◆ What is expected:
Update the entries below by changing every "rate-point" to "rate-marker" and leaving the rest of each line unchanged.

** Begin **

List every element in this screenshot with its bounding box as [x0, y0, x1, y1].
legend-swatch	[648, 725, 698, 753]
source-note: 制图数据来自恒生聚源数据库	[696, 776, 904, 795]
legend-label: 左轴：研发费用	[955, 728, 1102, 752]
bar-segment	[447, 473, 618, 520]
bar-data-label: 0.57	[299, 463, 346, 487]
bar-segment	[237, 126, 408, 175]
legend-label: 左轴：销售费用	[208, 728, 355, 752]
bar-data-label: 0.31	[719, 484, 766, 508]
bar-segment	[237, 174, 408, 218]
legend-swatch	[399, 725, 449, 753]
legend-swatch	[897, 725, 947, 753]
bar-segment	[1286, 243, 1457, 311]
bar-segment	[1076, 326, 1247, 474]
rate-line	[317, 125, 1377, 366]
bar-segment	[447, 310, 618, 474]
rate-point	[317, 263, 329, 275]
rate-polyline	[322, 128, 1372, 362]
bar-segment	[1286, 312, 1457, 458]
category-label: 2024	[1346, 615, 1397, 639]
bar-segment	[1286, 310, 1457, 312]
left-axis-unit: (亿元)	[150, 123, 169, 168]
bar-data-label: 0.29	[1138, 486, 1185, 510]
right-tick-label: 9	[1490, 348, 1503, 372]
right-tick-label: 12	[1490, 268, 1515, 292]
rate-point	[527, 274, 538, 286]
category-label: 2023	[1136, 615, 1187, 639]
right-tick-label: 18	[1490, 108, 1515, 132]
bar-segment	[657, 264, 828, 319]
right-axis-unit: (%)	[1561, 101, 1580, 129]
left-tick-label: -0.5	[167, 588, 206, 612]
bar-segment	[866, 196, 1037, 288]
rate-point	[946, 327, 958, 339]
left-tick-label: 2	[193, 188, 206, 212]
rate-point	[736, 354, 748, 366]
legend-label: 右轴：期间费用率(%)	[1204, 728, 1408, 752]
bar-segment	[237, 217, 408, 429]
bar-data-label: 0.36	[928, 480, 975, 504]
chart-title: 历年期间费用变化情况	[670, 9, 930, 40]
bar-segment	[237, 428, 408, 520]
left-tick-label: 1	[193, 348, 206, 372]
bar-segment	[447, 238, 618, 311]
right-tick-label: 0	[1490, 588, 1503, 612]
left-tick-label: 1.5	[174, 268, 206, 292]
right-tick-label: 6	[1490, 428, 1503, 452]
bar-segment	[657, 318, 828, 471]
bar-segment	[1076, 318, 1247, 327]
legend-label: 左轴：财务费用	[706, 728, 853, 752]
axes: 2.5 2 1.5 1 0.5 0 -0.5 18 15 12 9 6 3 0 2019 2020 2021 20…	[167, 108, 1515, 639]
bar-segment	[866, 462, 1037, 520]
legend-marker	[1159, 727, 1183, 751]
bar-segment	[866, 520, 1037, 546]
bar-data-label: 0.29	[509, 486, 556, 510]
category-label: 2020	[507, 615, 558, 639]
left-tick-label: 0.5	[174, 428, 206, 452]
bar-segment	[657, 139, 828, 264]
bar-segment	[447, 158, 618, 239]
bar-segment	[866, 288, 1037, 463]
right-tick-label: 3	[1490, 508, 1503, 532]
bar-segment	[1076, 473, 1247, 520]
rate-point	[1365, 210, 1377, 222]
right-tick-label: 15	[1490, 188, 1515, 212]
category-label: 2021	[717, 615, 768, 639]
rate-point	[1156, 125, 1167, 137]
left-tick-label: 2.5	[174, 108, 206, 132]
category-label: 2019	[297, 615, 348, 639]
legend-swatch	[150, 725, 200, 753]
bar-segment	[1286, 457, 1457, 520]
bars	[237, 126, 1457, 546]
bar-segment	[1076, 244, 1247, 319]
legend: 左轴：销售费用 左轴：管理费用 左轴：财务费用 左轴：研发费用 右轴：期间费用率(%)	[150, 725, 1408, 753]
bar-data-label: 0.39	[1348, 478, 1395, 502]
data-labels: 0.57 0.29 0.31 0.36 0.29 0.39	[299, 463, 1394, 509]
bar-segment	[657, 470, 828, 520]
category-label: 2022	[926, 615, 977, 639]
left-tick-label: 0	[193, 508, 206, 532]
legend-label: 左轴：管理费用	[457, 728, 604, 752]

** End **

◆ Task answer:
List every element in this screenshot with its bounding box as [x0, y0, x1, y1].
legend-swatch	[648, 725, 698, 753]
source-note: 制图数据来自恒生聚源数据库	[696, 776, 904, 795]
legend-label: 左轴：研发费用	[955, 728, 1102, 752]
bar-segment	[447, 473, 618, 520]
bar-data-label: 0.57	[299, 463, 346, 487]
bar-segment	[237, 126, 408, 175]
legend-label: 左轴：销售费用	[208, 728, 355, 752]
bar-data-label: 0.31	[719, 484, 766, 508]
bar-segment	[237, 174, 408, 218]
legend-swatch	[399, 725, 449, 753]
legend-swatch	[897, 725, 947, 753]
bar-segment	[1286, 243, 1457, 311]
bar-segment	[1076, 326, 1247, 474]
rate-line	[317, 125, 1377, 366]
bar-segment	[447, 310, 618, 474]
rate-marker	[317, 263, 329, 275]
rate-polyline	[322, 128, 1372, 362]
bar-segment	[1286, 312, 1457, 458]
category-label: 2024	[1346, 615, 1397, 639]
bar-segment	[1286, 310, 1457, 312]
left-axis-unit: (亿元)	[150, 123, 169, 168]
bar-data-label: 0.29	[1138, 486, 1185, 510]
right-tick-label: 9	[1490, 348, 1503, 372]
right-tick-label: 12	[1490, 268, 1515, 292]
rate-marker	[527, 274, 538, 286]
category-label: 2023	[1136, 615, 1187, 639]
right-tick-label: 18	[1490, 108, 1515, 132]
bar-segment	[657, 264, 828, 319]
right-axis-unit: (%)	[1561, 101, 1580, 129]
left-tick-label: -0.5	[167, 588, 206, 612]
bar-segment	[866, 196, 1037, 288]
rate-marker	[946, 327, 958, 339]
left-tick-label: 2	[193, 188, 206, 212]
rate-marker	[736, 354, 748, 366]
legend-label: 右轴：期间费用率(%)	[1204, 728, 1408, 752]
bar-segment	[237, 217, 408, 429]
bar-data-label: 0.36	[928, 480, 975, 504]
chart-title: 历年期间费用变化情况	[670, 9, 930, 40]
bar-segment	[237, 428, 408, 520]
left-tick-label: 1	[193, 348, 206, 372]
bar-segment	[447, 238, 618, 311]
right-tick-label: 0	[1490, 588, 1503, 612]
left-tick-label: 1.5	[174, 268, 206, 292]
right-tick-label: 6	[1490, 428, 1503, 452]
bar-segment	[657, 318, 828, 471]
bar-segment	[1076, 318, 1247, 327]
legend-label: 左轴：财务费用	[706, 728, 853, 752]
axes: 2.5 2 1.5 1 0.5 0 -0.5 18 15 12 9 6 3 0 2019 2020 2021 20…	[167, 108, 1515, 639]
bar-segment	[866, 462, 1037, 520]
legend-marker	[1159, 727, 1183, 751]
bar-segment	[866, 520, 1037, 546]
bar-data-label: 0.29	[509, 486, 556, 510]
category-label: 2020	[507, 615, 558, 639]
left-tick-label: 0.5	[174, 428, 206, 452]
bar-segment	[657, 139, 828, 264]
bar-segment	[447, 158, 618, 239]
bar-segment	[866, 288, 1037, 463]
right-tick-label: 3	[1490, 508, 1503, 532]
bar-segment	[1076, 473, 1247, 520]
rate-marker	[1365, 210, 1377, 222]
right-tick-label: 15	[1490, 188, 1515, 212]
category-label: 2021	[717, 615, 768, 639]
rate-marker	[1156, 125, 1167, 137]
left-tick-label: 2.5	[174, 108, 206, 132]
category-label: 2019	[297, 615, 348, 639]
legend-swatch	[150, 725, 200, 753]
bar-segment	[1286, 457, 1457, 520]
bars	[237, 126, 1457, 546]
bar-segment	[1076, 244, 1247, 319]
legend: 左轴：销售费用 左轴：管理费用 左轴：财务费用 左轴：研发费用 右轴：期间费用率(%)	[150, 725, 1408, 753]
bar-data-label: 0.39	[1348, 478, 1395, 502]
data-labels: 0.57 0.29 0.31 0.36 0.29 0.39	[299, 463, 1394, 509]
bar-segment	[657, 470, 828, 520]
category-label: 2022	[926, 615, 977, 639]
left-tick-label: 0	[193, 508, 206, 532]
legend-label: 左轴：管理费用	[457, 728, 604, 752]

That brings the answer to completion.